PROBLEM TO WORK ON — Without the pictures, can you quote each line below exactly?

RAW DATA —
▼
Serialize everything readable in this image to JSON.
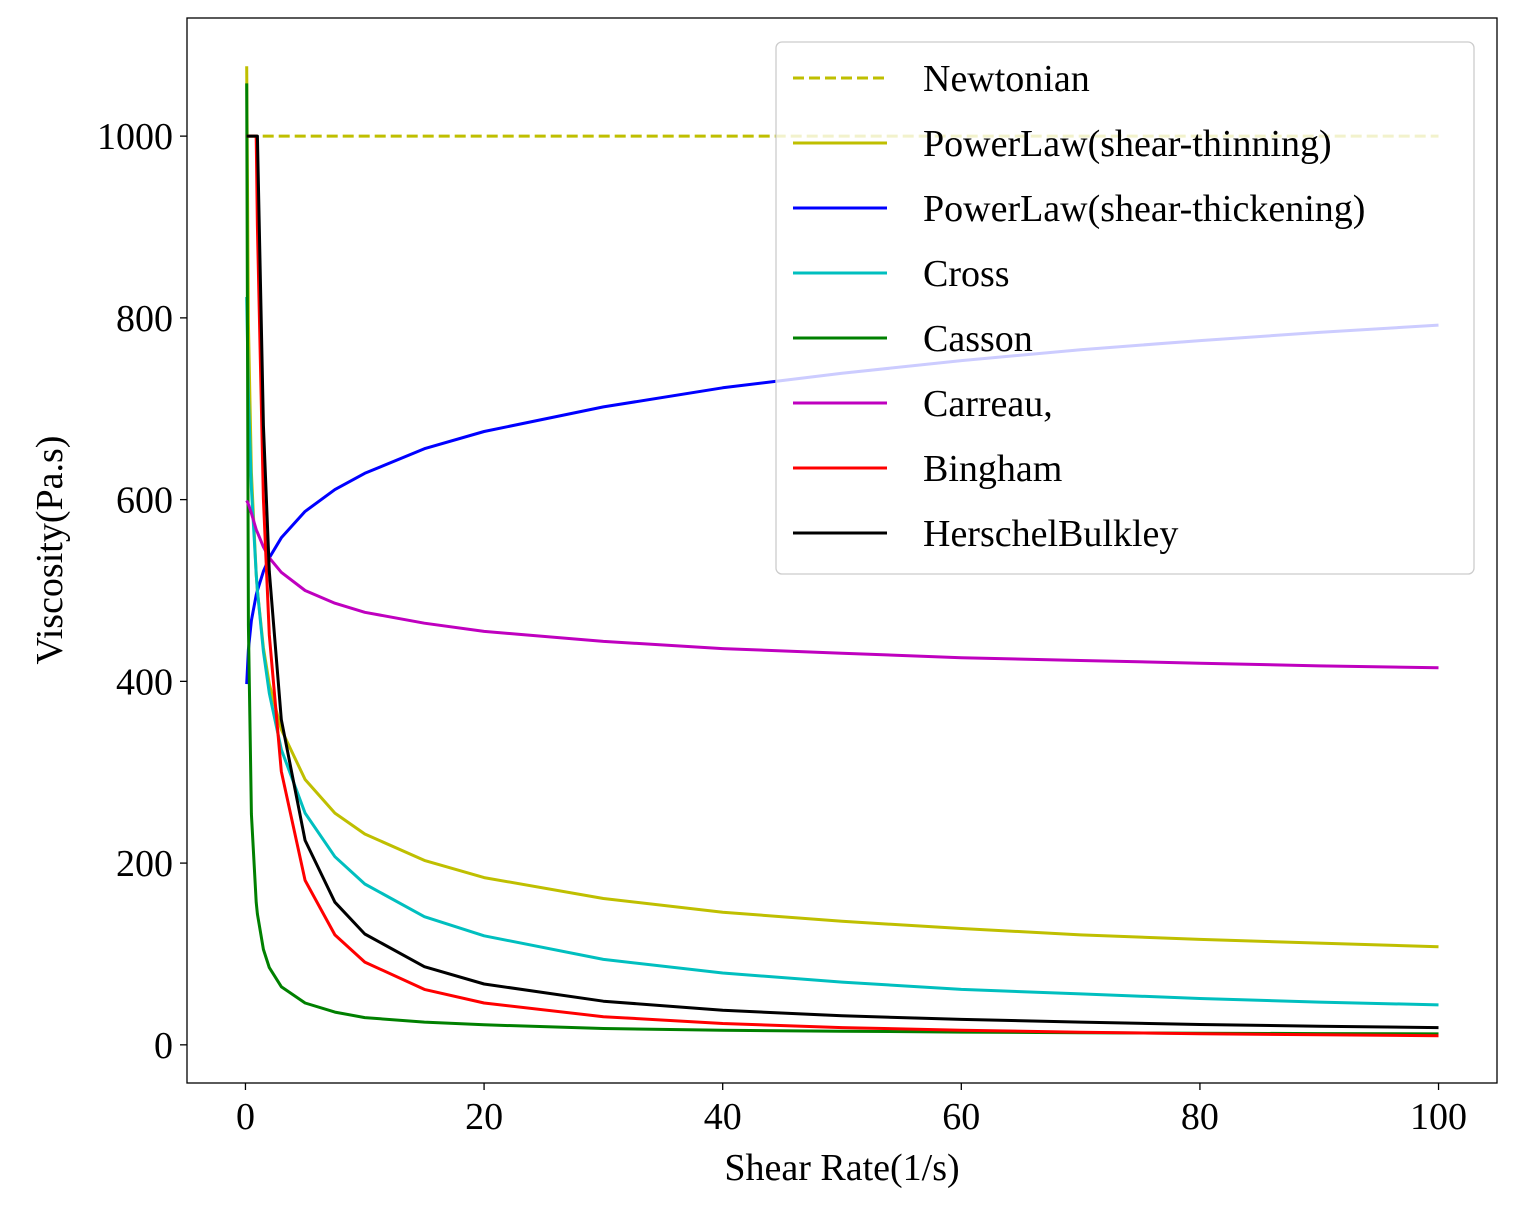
{
  "chart_data": {
    "type": "line",
    "title": "",
    "xlabel": "Shear Rate(1/s)",
    "ylabel": "Viscosity(Pa.s)",
    "xlim": [
      -4.9,
      104.9
    ],
    "ylim": [
      -42,
      1130
    ],
    "xticks": [
      0,
      20,
      40,
      60,
      80,
      100
    ],
    "yticks": [
      0,
      200,
      400,
      600,
      800,
      1000
    ],
    "grid": false,
    "legend_position": "top-right",
    "x": [
      0.1,
      0.25,
      0.5,
      0.9,
      1,
      1.5,
      2,
      3,
      5,
      7.5,
      10,
      15,
      20,
      30,
      40,
      50,
      60,
      70,
      80,
      90,
      100
    ],
    "series": [
      {
        "name": "Newtonian",
        "color": "#bfbf00",
        "dashed": true,
        "values": [
          1000,
          1000,
          1000,
          1000,
          1000,
          1000,
          1000,
          1000,
          1000,
          1000,
          1000,
          1000,
          1000,
          1000,
          1000,
          1000,
          1000,
          1000,
          1000,
          1000,
          1000
        ]
      },
      {
        "name": "PowerLaw(shear-thinning)",
        "color": "#bfbf00",
        "dashed": false,
        "values": [
          1077,
          794,
          630,
          518,
          500,
          437,
          397,
          347,
          292,
          255,
          232,
          203,
          184,
          161,
          146,
          136,
          128,
          121,
          116,
          112,
          108
        ]
      },
      {
        "name": "PowerLaw(shear-thickening)",
        "color": "#0000ff",
        "dashed": false,
        "values": [
          397,
          435,
          467,
          495,
          500,
          521,
          536,
          558,
          587,
          611,
          629,
          656,
          675,
          702,
          723,
          739,
          753,
          765,
          775,
          784,
          792
        ]
      },
      {
        "name": "Cross",
        "color": "#00bfbf",
        "dashed": false,
        "values": [
          823,
          716,
          613,
          518,
          500,
          433,
          387,
          325,
          255,
          207,
          177,
          141,
          120,
          94,
          79,
          69,
          61,
          56,
          51,
          47,
          44
        ]
      },
      {
        "name": "Casson",
        "color": "#008000",
        "dashed": false,
        "values": [
          1058,
          462,
          254,
          157,
          144,
          105,
          85,
          64,
          46,
          36,
          30,
          25,
          22,
          18,
          16,
          15,
          14,
          13.4,
          12.8,
          12.4,
          12
        ]
      },
      {
        "name": "Carreau,",
        "color": "#bf00bf",
        "dashed": false,
        "values": [
          599,
          595,
          585,
          567,
          564,
          548,
          536,
          520,
          500,
          486,
          476,
          464,
          455,
          444,
          436,
          431,
          426,
          423,
          420,
          417,
          415
        ]
      },
      {
        "name": "Bingham",
        "color": "#ff0000",
        "dashed": false,
        "values": [
          1000,
          1000,
          1000,
          1000,
          901,
          601,
          451,
          301,
          181,
          121,
          91,
          61,
          46,
          31,
          23.5,
          19,
          16,
          13.9,
          12.25,
          11,
          10
        ]
      },
      {
        "name": "HerschelBulkley",
        "color": "#000000",
        "dashed": false,
        "values": [
          1000,
          1000,
          1000,
          1000,
          1000,
          682,
          521,
          358,
          225,
          157,
          122,
          86,
          67,
          48,
          38,
          32,
          28,
          25,
          22.4,
          20.5,
          19
        ]
      }
    ]
  }
}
▲
COMPLETE ANSWER —
Serialize everything readable in this image to JSON.
{
  "chart_data": {
    "type": "line",
    "title": "",
    "xlabel": "Shear Rate(1/s)",
    "ylabel": "Viscosity(Pa.s)",
    "xlim": [
      -4.9,
      104.9
    ],
    "ylim": [
      -42,
      1130
    ],
    "xticks": [
      0,
      20,
      40,
      60,
      80,
      100
    ],
    "yticks": [
      0,
      200,
      400,
      600,
      800,
      1000
    ],
    "grid": false,
    "legend_position": "top-right",
    "x": [
      0.1,
      0.25,
      0.5,
      0.9,
      1,
      1.5,
      2,
      3,
      5,
      7.5,
      10,
      15,
      20,
      30,
      40,
      50,
      60,
      70,
      80,
      90,
      100
    ],
    "series": [
      {
        "name": "Newtonian",
        "color": "#bfbf00",
        "dashed": true,
        "values": [
          1000,
          1000,
          1000,
          1000,
          1000,
          1000,
          1000,
          1000,
          1000,
          1000,
          1000,
          1000,
          1000,
          1000,
          1000,
          1000,
          1000,
          1000,
          1000,
          1000,
          1000
        ]
      },
      {
        "name": "PowerLaw(shear-thinning)",
        "color": "#bfbf00",
        "dashed": false,
        "values": [
          1077,
          794,
          630,
          518,
          500,
          437,
          397,
          347,
          292,
          255,
          232,
          203,
          184,
          161,
          146,
          136,
          128,
          121,
          116,
          112,
          108
        ]
      },
      {
        "name": "PowerLaw(shear-thickening)",
        "color": "#0000ff",
        "dashed": false,
        "values": [
          397,
          435,
          467,
          495,
          500,
          521,
          536,
          558,
          587,
          611,
          629,
          656,
          675,
          702,
          723,
          739,
          753,
          765,
          775,
          784,
          792
        ]
      },
      {
        "name": "Cross",
        "color": "#00bfbf",
        "dashed": false,
        "values": [
          823,
          716,
          613,
          518,
          500,
          433,
          387,
          325,
          255,
          207,
          177,
          141,
          120,
          94,
          79,
          69,
          61,
          56,
          51,
          47,
          44
        ]
      },
      {
        "name": "Casson",
        "color": "#008000",
        "dashed": false,
        "values": [
          1058,
          462,
          254,
          157,
          144,
          105,
          85,
          64,
          46,
          36,
          30,
          25,
          22,
          18,
          16,
          15,
          14,
          13.4,
          12.8,
          12.4,
          12
        ]
      },
      {
        "name": "Carreau,",
        "color": "#bf00bf",
        "dashed": false,
        "values": [
          599,
          595,
          585,
          567,
          564,
          548,
          536,
          520,
          500,
          486,
          476,
          464,
          455,
          444,
          436,
          431,
          426,
          423,
          420,
          417,
          415
        ]
      },
      {
        "name": "Bingham",
        "color": "#ff0000",
        "dashed": false,
        "values": [
          1000,
          1000,
          1000,
          1000,
          901,
          601,
          451,
          301,
          181,
          121,
          91,
          61,
          46,
          31,
          23.5,
          19,
          16,
          13.9,
          12.25,
          11,
          10
        ]
      },
      {
        "name": "HerschelBulkley",
        "color": "#000000",
        "dashed": false,
        "values": [
          1000,
          1000,
          1000,
          1000,
          1000,
          682,
          521,
          358,
          225,
          157,
          122,
          86,
          67,
          48,
          38,
          32,
          28,
          25,
          22.4,
          20.5,
          19
        ]
      }
    ]
  }
}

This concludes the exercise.